DATA FOR THE TASK:
○ ○ ○ ○ ○ ○ ○
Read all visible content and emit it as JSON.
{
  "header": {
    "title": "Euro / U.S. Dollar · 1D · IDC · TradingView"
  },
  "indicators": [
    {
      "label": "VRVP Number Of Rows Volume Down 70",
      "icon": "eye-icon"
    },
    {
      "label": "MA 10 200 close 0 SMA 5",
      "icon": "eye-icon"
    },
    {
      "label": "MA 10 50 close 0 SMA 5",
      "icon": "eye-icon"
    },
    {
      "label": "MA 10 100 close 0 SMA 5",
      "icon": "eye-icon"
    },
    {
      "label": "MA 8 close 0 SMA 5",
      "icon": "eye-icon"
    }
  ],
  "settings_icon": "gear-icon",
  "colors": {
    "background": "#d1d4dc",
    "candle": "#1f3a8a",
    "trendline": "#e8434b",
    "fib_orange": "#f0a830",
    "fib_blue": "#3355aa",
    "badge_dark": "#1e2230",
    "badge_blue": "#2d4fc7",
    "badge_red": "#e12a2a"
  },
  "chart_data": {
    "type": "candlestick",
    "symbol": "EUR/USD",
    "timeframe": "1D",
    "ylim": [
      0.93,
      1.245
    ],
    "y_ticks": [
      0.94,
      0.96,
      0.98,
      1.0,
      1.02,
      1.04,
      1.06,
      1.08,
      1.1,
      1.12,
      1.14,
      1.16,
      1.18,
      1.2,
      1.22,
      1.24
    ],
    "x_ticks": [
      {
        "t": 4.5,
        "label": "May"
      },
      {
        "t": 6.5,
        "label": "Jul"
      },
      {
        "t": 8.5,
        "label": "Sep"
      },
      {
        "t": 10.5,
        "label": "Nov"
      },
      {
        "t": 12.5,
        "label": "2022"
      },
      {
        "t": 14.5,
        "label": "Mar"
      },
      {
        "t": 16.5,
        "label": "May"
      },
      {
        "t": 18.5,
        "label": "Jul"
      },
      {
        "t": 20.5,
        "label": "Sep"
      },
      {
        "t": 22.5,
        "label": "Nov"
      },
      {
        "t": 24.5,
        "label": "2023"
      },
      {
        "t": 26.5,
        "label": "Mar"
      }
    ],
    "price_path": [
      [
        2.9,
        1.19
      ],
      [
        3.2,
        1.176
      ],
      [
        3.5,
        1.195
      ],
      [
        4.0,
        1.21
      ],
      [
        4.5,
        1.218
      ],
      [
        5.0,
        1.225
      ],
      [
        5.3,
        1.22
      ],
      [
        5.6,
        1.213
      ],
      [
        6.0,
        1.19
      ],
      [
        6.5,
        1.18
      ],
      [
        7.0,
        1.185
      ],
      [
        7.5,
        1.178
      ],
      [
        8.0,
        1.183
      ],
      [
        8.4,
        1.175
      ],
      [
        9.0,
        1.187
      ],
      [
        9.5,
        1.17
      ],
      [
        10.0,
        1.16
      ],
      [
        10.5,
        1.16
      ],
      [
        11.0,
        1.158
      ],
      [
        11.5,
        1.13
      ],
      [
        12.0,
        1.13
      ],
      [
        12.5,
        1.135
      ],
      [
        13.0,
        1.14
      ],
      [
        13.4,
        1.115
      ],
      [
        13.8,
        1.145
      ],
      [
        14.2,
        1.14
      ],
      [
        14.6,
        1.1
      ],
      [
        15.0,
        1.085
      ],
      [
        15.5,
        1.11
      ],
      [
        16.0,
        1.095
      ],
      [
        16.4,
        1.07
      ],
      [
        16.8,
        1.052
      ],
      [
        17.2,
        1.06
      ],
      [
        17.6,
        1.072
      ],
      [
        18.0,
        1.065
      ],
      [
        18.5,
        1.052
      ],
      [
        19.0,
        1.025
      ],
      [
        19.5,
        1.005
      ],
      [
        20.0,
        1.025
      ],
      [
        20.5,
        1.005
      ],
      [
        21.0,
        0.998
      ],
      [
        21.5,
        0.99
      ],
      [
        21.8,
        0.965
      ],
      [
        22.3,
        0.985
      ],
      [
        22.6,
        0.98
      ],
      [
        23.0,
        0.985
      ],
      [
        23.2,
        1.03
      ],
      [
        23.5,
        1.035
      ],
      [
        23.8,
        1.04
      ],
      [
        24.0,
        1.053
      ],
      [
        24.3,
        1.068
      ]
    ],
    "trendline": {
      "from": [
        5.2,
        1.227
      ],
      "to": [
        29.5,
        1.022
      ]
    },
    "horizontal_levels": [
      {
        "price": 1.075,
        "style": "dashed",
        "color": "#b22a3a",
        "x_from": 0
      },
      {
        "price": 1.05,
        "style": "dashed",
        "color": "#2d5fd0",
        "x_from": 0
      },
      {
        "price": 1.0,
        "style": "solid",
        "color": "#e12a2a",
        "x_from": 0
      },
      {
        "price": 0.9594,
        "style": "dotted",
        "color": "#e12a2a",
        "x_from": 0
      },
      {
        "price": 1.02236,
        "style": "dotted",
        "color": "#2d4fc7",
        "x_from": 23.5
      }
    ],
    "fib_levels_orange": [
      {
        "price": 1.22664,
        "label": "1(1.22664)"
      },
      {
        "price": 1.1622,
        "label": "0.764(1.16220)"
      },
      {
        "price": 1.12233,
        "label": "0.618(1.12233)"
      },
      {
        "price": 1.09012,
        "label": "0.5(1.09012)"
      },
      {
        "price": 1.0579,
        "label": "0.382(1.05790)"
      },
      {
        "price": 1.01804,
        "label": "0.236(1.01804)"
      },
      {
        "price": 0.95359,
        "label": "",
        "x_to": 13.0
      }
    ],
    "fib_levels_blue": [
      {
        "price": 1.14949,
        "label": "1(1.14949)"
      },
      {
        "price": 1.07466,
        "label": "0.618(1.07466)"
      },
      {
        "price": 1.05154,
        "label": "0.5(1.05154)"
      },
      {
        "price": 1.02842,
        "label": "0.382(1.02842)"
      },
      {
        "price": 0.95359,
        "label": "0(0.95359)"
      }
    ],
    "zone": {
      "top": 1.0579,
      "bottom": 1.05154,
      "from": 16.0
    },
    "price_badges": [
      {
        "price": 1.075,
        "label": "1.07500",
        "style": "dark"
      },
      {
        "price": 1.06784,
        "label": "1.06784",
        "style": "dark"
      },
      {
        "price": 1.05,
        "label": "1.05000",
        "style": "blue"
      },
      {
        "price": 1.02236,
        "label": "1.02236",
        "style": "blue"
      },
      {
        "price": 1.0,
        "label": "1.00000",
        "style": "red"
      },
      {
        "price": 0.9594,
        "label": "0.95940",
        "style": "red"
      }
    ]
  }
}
○ ○ ○ ○ ○ ○ ○
TASK DIRECTIONS: Generate an exact reproduction of all entries.

OUTPUT OF THE TASK:
Read all visible content and emit it as JSON.
{
  "header": {
    "title": "Euro / U.S. Dollar · 1D · IDC · TradingView"
  },
  "indicators": [
    {
      "label": "VRVP Number Of Rows Volume Down 70",
      "icon": "eye-icon"
    },
    {
      "label": "MA 10 200 close 0 SMA 5",
      "icon": "eye-icon"
    },
    {
      "label": "MA 10 50 close 0 SMA 5",
      "icon": "eye-icon"
    },
    {
      "label": "MA 10 100 close 0 SMA 5",
      "icon": "eye-icon"
    },
    {
      "label": "MA 8 close 0 SMA 5",
      "icon": "eye-icon"
    }
  ],
  "settings_icon": "gear-icon",
  "colors": {
    "background": "#d1d4dc",
    "candle": "#1f3a8a",
    "trendline": "#e8434b",
    "fib_orange": "#f0a830",
    "fib_blue": "#3355aa",
    "badge_dark": "#1e2230",
    "badge_blue": "#2d4fc7",
    "badge_red": "#e12a2a"
  },
  "chart_data": {
    "type": "candlestick",
    "symbol": "EUR/USD",
    "timeframe": "1D",
    "ylim": [
      0.93,
      1.245
    ],
    "y_ticks": [
      0.94,
      0.96,
      0.98,
      1.0,
      1.02,
      1.04,
      1.06,
      1.08,
      1.1,
      1.12,
      1.14,
      1.16,
      1.18,
      1.2,
      1.22,
      1.24
    ],
    "x_ticks": [
      {
        "t": 4.5,
        "label": "May"
      },
      {
        "t": 6.5,
        "label": "Jul"
      },
      {
        "t": 8.5,
        "label": "Sep"
      },
      {
        "t": 10.5,
        "label": "Nov"
      },
      {
        "t": 12.5,
        "label": "2022"
      },
      {
        "t": 14.5,
        "label": "Mar"
      },
      {
        "t": 16.5,
        "label": "May"
      },
      {
        "t": 18.5,
        "label": "Jul"
      },
      {
        "t": 20.5,
        "label": "Sep"
      },
      {
        "t": 22.5,
        "label": "Nov"
      },
      {
        "t": 24.5,
        "label": "2023"
      },
      {
        "t": 26.5,
        "label": "Mar"
      }
    ],
    "price_path": [
      [
        2.9,
        1.19
      ],
      [
        3.2,
        1.176
      ],
      [
        3.5,
        1.195
      ],
      [
        4.0,
        1.21
      ],
      [
        4.5,
        1.218
      ],
      [
        5.0,
        1.225
      ],
      [
        5.3,
        1.22
      ],
      [
        5.6,
        1.213
      ],
      [
        6.0,
        1.19
      ],
      [
        6.5,
        1.18
      ],
      [
        7.0,
        1.185
      ],
      [
        7.5,
        1.178
      ],
      [
        8.0,
        1.183
      ],
      [
        8.4,
        1.175
      ],
      [
        9.0,
        1.187
      ],
      [
        9.5,
        1.17
      ],
      [
        10.0,
        1.16
      ],
      [
        10.5,
        1.16
      ],
      [
        11.0,
        1.158
      ],
      [
        11.5,
        1.13
      ],
      [
        12.0,
        1.13
      ],
      [
        12.5,
        1.135
      ],
      [
        13.0,
        1.14
      ],
      [
        13.4,
        1.115
      ],
      [
        13.8,
        1.145
      ],
      [
        14.2,
        1.14
      ],
      [
        14.6,
        1.1
      ],
      [
        15.0,
        1.085
      ],
      [
        15.5,
        1.11
      ],
      [
        16.0,
        1.095
      ],
      [
        16.4,
        1.07
      ],
      [
        16.8,
        1.052
      ],
      [
        17.2,
        1.06
      ],
      [
        17.6,
        1.072
      ],
      [
        18.0,
        1.065
      ],
      [
        18.5,
        1.052
      ],
      [
        19.0,
        1.025
      ],
      [
        19.5,
        1.005
      ],
      [
        20.0,
        1.025
      ],
      [
        20.5,
        1.005
      ],
      [
        21.0,
        0.998
      ],
      [
        21.5,
        0.99
      ],
      [
        21.8,
        0.965
      ],
      [
        22.3,
        0.985
      ],
      [
        22.6,
        0.98
      ],
      [
        23.0,
        0.985
      ],
      [
        23.2,
        1.03
      ],
      [
        23.5,
        1.035
      ],
      [
        23.8,
        1.04
      ],
      [
        24.0,
        1.053
      ],
      [
        24.3,
        1.068
      ]
    ],
    "trendline": {
      "from": [
        5.2,
        1.227
      ],
      "to": [
        29.5,
        1.022
      ]
    },
    "horizontal_levels": [
      {
        "price": 1.075,
        "style": "dashed",
        "color": "#b22a3a",
        "x_from": 0
      },
      {
        "price": 1.05,
        "style": "dashed",
        "color": "#2d5fd0",
        "x_from": 0
      },
      {
        "price": 1.0,
        "style": "solid",
        "color": "#e12a2a",
        "x_from": 0
      },
      {
        "price": 0.9594,
        "style": "dotted",
        "color": "#e12a2a",
        "x_from": 0
      },
      {
        "price": 1.02236,
        "style": "dotted",
        "color": "#2d4fc7",
        "x_from": 23.5
      }
    ],
    "fib_levels_orange": [
      {
        "price": 1.22664,
        "label": "1(1.22664)"
      },
      {
        "price": 1.1622,
        "label": "0.764(1.16220)"
      },
      {
        "price": 1.12233,
        "label": "0.618(1.12233)"
      },
      {
        "price": 1.09012,
        "label": "0.5(1.09012)"
      },
      {
        "price": 1.0579,
        "label": "0.382(1.05790)"
      },
      {
        "price": 1.01804,
        "label": "0.236(1.01804)"
      },
      {
        "price": 0.95359,
        "label": "",
        "x_to": 13.0
      }
    ],
    "fib_levels_blue": [
      {
        "price": 1.14949,
        "label": "1(1.14949)"
      },
      {
        "price": 1.07466,
        "label": "0.618(1.07466)"
      },
      {
        "price": 1.05154,
        "label": "0.5(1.05154)"
      },
      {
        "price": 1.02842,
        "label": "0.382(1.02842)"
      },
      {
        "price": 0.95359,
        "label": "0(0.95359)"
      }
    ],
    "zone": {
      "top": 1.0579,
      "bottom": 1.05154,
      "from": 16.0
    },
    "price_badges": [
      {
        "price": 1.075,
        "label": "1.07500",
        "style": "dark"
      },
      {
        "price": 1.06784,
        "label": "1.06784",
        "style": "dark"
      },
      {
        "price": 1.05,
        "label": "1.05000",
        "style": "blue"
      },
      {
        "price": 1.02236,
        "label": "1.02236",
        "style": "blue"
      },
      {
        "price": 1.0,
        "label": "1.00000",
        "style": "red"
      },
      {
        "price": 0.9594,
        "label": "0.95940",
        "style": "red"
      }
    ]
  }
}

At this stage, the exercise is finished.